DATA ROWS.
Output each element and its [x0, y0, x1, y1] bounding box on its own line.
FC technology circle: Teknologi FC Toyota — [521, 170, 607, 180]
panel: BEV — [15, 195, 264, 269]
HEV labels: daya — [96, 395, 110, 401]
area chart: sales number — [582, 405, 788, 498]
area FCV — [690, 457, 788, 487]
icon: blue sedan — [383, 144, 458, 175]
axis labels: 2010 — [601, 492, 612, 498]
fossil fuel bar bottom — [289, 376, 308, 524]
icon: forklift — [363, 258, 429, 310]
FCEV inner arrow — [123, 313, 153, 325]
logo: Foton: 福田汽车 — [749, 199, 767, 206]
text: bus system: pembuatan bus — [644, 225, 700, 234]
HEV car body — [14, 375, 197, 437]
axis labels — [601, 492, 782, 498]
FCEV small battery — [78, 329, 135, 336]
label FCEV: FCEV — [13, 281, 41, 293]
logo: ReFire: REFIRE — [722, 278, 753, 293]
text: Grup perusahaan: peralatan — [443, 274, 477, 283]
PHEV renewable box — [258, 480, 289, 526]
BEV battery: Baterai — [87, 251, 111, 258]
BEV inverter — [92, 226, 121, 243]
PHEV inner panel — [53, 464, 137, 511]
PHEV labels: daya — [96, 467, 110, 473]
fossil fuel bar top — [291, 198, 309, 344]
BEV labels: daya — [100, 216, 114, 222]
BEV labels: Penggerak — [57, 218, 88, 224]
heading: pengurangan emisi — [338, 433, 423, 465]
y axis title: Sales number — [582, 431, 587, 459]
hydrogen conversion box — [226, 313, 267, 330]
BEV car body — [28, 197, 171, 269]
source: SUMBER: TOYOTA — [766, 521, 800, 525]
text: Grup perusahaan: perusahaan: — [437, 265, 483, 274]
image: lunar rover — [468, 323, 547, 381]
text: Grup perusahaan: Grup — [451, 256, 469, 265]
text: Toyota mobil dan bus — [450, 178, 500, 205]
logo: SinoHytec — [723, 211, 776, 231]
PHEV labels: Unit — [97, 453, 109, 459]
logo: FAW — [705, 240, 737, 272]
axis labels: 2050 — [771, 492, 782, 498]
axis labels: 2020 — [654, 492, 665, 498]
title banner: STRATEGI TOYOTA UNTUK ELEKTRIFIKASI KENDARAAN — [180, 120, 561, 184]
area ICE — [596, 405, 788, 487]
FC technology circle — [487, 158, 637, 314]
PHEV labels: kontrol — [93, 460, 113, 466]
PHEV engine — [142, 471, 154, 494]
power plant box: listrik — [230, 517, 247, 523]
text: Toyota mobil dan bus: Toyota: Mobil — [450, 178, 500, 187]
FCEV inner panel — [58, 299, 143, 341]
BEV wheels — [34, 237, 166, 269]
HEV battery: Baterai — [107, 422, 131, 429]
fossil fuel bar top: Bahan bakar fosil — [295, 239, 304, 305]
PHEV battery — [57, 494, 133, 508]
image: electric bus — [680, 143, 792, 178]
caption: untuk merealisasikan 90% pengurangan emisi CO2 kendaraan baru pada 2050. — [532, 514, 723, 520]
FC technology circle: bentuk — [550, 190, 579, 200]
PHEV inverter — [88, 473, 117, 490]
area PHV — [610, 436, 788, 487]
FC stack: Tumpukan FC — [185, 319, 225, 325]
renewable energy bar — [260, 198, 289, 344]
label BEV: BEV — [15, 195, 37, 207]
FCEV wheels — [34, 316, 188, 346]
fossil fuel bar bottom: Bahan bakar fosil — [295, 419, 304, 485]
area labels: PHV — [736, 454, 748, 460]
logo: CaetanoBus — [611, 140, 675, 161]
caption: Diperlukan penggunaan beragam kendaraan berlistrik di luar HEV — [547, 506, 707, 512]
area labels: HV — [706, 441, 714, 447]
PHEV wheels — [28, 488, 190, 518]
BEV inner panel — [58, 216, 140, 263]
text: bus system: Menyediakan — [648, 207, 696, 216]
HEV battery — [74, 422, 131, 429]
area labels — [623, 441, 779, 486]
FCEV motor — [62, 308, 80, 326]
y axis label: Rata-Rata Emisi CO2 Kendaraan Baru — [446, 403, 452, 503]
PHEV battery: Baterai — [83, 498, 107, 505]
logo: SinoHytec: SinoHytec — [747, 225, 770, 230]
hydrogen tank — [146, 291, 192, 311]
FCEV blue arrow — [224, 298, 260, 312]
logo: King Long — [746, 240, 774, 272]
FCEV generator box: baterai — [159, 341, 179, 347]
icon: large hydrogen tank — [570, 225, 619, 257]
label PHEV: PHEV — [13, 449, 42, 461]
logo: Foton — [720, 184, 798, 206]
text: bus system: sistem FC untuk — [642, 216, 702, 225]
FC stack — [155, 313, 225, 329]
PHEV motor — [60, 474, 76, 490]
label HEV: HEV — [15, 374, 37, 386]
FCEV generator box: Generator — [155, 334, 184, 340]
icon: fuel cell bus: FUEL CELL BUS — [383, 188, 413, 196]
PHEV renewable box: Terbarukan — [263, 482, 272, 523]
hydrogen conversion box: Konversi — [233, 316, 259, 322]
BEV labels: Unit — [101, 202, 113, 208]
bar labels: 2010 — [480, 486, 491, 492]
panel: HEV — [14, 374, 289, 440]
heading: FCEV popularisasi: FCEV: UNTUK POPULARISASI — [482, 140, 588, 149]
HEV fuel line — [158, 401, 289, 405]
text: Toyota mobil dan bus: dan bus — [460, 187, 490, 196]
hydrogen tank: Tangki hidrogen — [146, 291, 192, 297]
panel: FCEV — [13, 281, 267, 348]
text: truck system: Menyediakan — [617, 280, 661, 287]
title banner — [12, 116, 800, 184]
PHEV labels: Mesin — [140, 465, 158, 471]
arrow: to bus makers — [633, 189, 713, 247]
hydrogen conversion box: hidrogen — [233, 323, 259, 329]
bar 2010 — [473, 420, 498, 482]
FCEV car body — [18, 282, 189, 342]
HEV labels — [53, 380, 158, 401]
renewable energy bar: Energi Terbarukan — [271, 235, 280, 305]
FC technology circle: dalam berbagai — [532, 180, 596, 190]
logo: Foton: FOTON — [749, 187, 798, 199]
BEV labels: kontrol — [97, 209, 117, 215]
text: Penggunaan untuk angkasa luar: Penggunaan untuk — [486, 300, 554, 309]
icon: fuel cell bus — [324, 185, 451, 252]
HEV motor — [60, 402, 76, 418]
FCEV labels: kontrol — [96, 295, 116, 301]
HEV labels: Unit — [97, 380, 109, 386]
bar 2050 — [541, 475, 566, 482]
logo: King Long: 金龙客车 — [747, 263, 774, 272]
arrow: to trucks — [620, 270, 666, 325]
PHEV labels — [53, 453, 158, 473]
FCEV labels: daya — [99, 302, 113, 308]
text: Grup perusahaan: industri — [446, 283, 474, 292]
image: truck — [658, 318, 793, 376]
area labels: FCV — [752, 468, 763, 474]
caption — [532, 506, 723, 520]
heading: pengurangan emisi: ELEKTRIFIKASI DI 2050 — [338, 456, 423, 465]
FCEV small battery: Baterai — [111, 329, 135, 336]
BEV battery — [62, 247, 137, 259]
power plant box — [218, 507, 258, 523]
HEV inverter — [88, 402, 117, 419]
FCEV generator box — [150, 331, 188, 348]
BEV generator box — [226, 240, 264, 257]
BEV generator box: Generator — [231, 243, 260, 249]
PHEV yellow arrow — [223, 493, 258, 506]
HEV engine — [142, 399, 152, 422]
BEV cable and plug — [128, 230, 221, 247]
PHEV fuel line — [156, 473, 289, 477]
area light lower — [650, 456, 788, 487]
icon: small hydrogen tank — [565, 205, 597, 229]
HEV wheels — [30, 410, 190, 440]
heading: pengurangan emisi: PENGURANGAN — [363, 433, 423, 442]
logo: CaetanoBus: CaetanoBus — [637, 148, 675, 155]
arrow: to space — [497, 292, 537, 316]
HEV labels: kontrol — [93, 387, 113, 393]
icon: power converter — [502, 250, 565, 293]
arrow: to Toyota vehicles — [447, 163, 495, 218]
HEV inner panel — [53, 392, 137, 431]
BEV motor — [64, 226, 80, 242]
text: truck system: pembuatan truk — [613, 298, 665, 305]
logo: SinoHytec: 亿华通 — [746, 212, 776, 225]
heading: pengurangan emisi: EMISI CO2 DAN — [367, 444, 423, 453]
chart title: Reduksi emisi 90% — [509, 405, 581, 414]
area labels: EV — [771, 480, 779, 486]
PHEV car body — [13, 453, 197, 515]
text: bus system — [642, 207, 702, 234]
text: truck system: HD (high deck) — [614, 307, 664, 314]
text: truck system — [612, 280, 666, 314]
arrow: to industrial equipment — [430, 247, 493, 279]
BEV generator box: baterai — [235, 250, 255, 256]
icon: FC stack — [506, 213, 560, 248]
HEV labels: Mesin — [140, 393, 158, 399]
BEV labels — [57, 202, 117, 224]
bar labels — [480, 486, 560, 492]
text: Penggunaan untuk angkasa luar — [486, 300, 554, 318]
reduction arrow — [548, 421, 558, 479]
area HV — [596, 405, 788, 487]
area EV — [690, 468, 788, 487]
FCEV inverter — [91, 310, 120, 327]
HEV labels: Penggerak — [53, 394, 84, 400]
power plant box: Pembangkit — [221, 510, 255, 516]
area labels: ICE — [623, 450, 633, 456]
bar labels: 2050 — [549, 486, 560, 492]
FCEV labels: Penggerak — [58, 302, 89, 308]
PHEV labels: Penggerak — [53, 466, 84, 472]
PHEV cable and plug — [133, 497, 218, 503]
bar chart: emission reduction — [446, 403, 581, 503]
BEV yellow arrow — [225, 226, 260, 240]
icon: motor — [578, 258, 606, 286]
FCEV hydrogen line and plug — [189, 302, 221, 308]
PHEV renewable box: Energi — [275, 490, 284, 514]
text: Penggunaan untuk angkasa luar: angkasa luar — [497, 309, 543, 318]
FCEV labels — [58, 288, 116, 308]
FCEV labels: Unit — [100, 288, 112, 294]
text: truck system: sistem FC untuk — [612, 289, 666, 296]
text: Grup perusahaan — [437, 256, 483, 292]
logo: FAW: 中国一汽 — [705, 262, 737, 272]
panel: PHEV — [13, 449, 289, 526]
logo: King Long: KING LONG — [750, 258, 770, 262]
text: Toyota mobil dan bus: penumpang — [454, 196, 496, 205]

GOAL. Retype the items above, from the very first line through the line with "label FCEV: FCEV — [13, 281, 41, 293]", with each line unchanged.

RESULT OF THE EXERCISE.
Output each element and its [x0, y0, x1, y1] bounding box on its own line.
FC technology circle: Teknologi FC Toyota — [521, 170, 607, 180]
panel: BEV — [15, 195, 264, 269]
HEV labels: daya — [96, 395, 110, 401]
area chart: sales number — [582, 405, 788, 498]
area FCV — [690, 457, 788, 487]
icon: blue sedan — [383, 144, 458, 175]
axis labels: 2010 — [601, 492, 612, 498]
fossil fuel bar bottom — [289, 376, 308, 524]
icon: forklift — [363, 258, 429, 310]
FCEV inner arrow — [123, 313, 153, 325]
logo: Foton: 福田汽车 — [749, 199, 767, 206]
text: bus system: pembuatan bus — [644, 225, 700, 234]
HEV car body — [14, 375, 197, 437]
axis labels — [601, 492, 782, 498]
FCEV small battery — [78, 329, 135, 336]
label FCEV: FCEV — [13, 281, 41, 293]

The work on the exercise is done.